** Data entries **
*****
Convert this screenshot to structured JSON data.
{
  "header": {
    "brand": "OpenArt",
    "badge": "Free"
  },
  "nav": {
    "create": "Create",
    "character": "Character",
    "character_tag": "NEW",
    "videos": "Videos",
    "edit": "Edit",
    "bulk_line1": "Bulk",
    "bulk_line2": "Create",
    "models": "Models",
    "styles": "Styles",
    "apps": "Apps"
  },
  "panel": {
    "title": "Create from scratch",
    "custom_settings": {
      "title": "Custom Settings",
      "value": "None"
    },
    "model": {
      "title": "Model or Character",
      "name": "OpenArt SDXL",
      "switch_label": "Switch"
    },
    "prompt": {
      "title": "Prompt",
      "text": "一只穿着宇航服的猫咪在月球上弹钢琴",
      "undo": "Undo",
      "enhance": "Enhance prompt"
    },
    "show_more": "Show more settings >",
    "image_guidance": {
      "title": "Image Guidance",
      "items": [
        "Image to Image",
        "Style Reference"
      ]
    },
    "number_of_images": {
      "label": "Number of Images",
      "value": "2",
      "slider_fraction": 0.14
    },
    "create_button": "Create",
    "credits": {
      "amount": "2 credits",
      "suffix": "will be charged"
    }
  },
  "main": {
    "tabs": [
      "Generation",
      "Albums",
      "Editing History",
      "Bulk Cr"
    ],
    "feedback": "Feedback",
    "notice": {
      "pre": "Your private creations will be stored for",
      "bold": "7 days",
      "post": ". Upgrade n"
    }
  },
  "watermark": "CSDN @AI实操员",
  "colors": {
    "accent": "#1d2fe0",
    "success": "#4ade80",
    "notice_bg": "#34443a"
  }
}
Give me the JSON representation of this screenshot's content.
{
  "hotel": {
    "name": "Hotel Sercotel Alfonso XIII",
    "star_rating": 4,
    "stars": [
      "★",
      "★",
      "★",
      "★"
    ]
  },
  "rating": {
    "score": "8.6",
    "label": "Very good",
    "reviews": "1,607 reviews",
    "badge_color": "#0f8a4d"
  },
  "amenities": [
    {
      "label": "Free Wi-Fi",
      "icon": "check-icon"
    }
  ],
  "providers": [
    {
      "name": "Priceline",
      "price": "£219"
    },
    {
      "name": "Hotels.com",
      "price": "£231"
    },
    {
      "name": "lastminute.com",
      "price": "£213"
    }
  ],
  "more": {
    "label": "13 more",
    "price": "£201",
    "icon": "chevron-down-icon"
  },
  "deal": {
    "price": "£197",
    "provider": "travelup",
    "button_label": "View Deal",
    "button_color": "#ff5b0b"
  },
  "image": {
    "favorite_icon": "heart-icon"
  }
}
*****
** WHAT IS REQUIRED **
Write out the entries in full, exactly as given.

** OUTPUT OF THE TASK **
Convert this screenshot to structured JSON data.
{
  "header": {
    "brand": "OpenArt",
    "badge": "Free"
  },
  "nav": {
    "create": "Create",
    "character": "Character",
    "character_tag": "NEW",
    "videos": "Videos",
    "edit": "Edit",
    "bulk_line1": "Bulk",
    "bulk_line2": "Create",
    "models": "Models",
    "styles": "Styles",
    "apps": "Apps"
  },
  "panel": {
    "title": "Create from scratch",
    "custom_settings": {
      "title": "Custom Settings",
      "value": "None"
    },
    "model": {
      "title": "Model or Character",
      "name": "OpenArt SDXL",
      "switch_label": "Switch"
    },
    "prompt": {
      "title": "Prompt",
      "text": "一只穿着宇航服的猫咪在月球上弹钢琴",
      "undo": "Undo",
      "enhance": "Enhance prompt"
    },
    "show_more": "Show more settings >",
    "image_guidance": {
      "title": "Image Guidance",
      "items": [
        "Image to Image",
        "Style Reference"
      ]
    },
    "number_of_images": {
      "label": "Number of Images",
      "value": "2",
      "slider_fraction": 0.14
    },
    "create_button": "Create",
    "credits": {
      "amount": "2 credits",
      "suffix": "will be charged"
    }
  },
  "main": {
    "tabs": [
      "Generation",
      "Albums",
      "Editing History",
      "Bulk Cr"
    ],
    "feedback": "Feedback",
    "notice": {
      "pre": "Your private creations will be stored for",
      "bold": "7 days",
      "post": ". Upgrade n"
    }
  },
  "watermark": "CSDN @AI实操员",
  "colors": {
    "accent": "#1d2fe0",
    "success": "#4ade80",
    "notice_bg": "#34443a"
  }
}
Give me the JSON representation of this screenshot's content.
{
  "hotel": {
    "name": "Hotel Sercotel Alfonso XIII",
    "star_rating": 4,
    "stars": [
      "★",
      "★",
      "★",
      "★"
    ]
  },
  "rating": {
    "score": "8.6",
    "label": "Very good",
    "reviews": "1,607 reviews",
    "badge_color": "#0f8a4d"
  },
  "amenities": [
    {
      "label": "Free Wi-Fi",
      "icon": "check-icon"
    }
  ],
  "providers": [
    {
      "name": "Priceline",
      "price": "£219"
    },
    {
      "name": "Hotels.com",
      "price": "£231"
    },
    {
      "name": "lastminute.com",
      "price": "£213"
    }
  ],
  "more": {
    "label": "13 more",
    "price": "£201",
    "icon": "chevron-down-icon"
  },
  "deal": {
    "price": "£197",
    "provider": "travelup",
    "button_label": "View Deal",
    "button_color": "#ff5b0b"
  },
  "image": {
    "favorite_icon": "heart-icon"
  }
}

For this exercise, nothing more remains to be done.